EXERCISE:
Copy out all the entries exactly.
-- begin --
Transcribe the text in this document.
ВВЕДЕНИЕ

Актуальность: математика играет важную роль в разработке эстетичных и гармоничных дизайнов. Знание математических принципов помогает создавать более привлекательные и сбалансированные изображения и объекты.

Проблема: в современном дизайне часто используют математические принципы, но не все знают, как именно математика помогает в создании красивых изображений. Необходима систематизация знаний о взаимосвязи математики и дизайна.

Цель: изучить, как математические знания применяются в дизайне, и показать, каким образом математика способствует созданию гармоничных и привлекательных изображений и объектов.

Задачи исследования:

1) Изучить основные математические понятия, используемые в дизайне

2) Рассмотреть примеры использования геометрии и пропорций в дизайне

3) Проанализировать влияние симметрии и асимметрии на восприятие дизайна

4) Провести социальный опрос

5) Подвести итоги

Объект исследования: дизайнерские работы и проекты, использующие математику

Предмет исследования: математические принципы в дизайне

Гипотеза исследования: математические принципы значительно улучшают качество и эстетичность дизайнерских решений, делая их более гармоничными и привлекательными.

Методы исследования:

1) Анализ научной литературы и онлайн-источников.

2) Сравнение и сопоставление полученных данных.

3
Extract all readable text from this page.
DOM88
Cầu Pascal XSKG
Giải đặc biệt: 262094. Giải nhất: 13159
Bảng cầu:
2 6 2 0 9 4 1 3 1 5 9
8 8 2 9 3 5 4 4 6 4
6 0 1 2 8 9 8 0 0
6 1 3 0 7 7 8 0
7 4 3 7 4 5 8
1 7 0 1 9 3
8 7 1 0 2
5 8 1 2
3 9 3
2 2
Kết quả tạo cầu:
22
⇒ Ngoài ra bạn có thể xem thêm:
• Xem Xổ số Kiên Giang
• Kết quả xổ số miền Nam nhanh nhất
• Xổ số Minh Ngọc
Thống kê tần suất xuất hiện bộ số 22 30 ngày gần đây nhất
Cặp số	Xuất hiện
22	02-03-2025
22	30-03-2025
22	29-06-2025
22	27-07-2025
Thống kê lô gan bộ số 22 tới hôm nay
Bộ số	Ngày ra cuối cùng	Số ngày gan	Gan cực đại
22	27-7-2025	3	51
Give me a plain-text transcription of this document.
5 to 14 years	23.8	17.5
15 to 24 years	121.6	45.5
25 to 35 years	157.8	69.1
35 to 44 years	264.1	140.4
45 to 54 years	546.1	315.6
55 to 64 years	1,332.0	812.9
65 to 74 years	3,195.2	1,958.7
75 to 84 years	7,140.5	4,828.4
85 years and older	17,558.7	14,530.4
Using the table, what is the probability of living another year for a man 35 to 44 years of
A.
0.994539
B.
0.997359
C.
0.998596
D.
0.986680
-- end --
RESPONSE FOR THIS EXERCISE:
Transcribe the text in this document.
ВВЕДЕНИЕ

Актуальность: математика играет важную роль в разработке эстетичных и гармоничных дизайнов. Знание математических принципов помогает создавать более привлекательные и сбалансированные изображения и объекты.

Проблема: в современном дизайне часто используют математические принципы, но не все знают, как именно математика помогает в создании красивых изображений. Необходима систематизация знаний о взаимосвязи математики и дизайна.

Цель: изучить, как математические знания применяются в дизайне, и показать, каким образом математика способствует созданию гармоничных и привлекательных изображений и объектов.

Задачи исследования:

1) Изучить основные математические понятия, используемые в дизайне

2) Рассмотреть примеры использования геометрии и пропорций в дизайне

3) Проанализировать влияние симметрии и асимметрии на восприятие дизайна

4) Провести социальный опрос

5) Подвести итоги

Объект исследования: дизайнерские работы и проекты, использующие математику

Предмет исследования: математические принципы в дизайне

Гипотеза исследования: математические принципы значительно улучшают качество и эстетичность дизайнерских решений, делая их более гармоничными и привлекательными.

Методы исследования:

1) Анализ научной литературы и онлайн-источников.

2) Сравнение и сопоставление полученных данных.

3
Extract all readable text from this page.
DOM88
Cầu Pascal XSKG
Giải đặc biệt: 262094. Giải nhất: 13159
Bảng cầu:
2 6 2 0 9 4 1 3 1 5 9
8 8 2 9 3 5 4 4 6 4
6 0 1 2 8 9 8 0 0
6 1 3 0 7 7 8 0
7 4 3 7 4 5 8
1 7 0 1 9 3
8 7 1 0 2
5 8 1 2
3 9 3
2 2
Kết quả tạo cầu:
22
⇒ Ngoài ra bạn có thể xem thêm:
• Xem Xổ số Kiên Giang
• Kết quả xổ số miền Nam nhanh nhất
• Xổ số Minh Ngọc
Thống kê tần suất xuất hiện bộ số 22 30 ngày gần đây nhất
Cặp số	Xuất hiện
22	02-03-2025
22	30-03-2025
22	29-06-2025
22	27-07-2025
Thống kê lô gan bộ số 22 tới hôm nay
Bộ số	Ngày ra cuối cùng	Số ngày gan	Gan cực đại
22	27-7-2025	3	51
Give me a plain-text transcription of this document.
5 to 14 years	23.8	17.5
15 to 24 years	121.6	45.5
25 to 35 years	157.8	69.1
35 to 44 years	264.1	140.4
45 to 54 years	546.1	315.6
55 to 64 years	1,332.0	812.9
65 to 74 years	3,195.2	1,958.7
75 to 84 years	7,140.5	4,828.4
85 years and older	17,558.7	14,530.4
Using the table, what is the probability of living another year for a man 35 to 44 years of
A.
0.994539
B.
0.997359
C.
0.998596
D.
0.986680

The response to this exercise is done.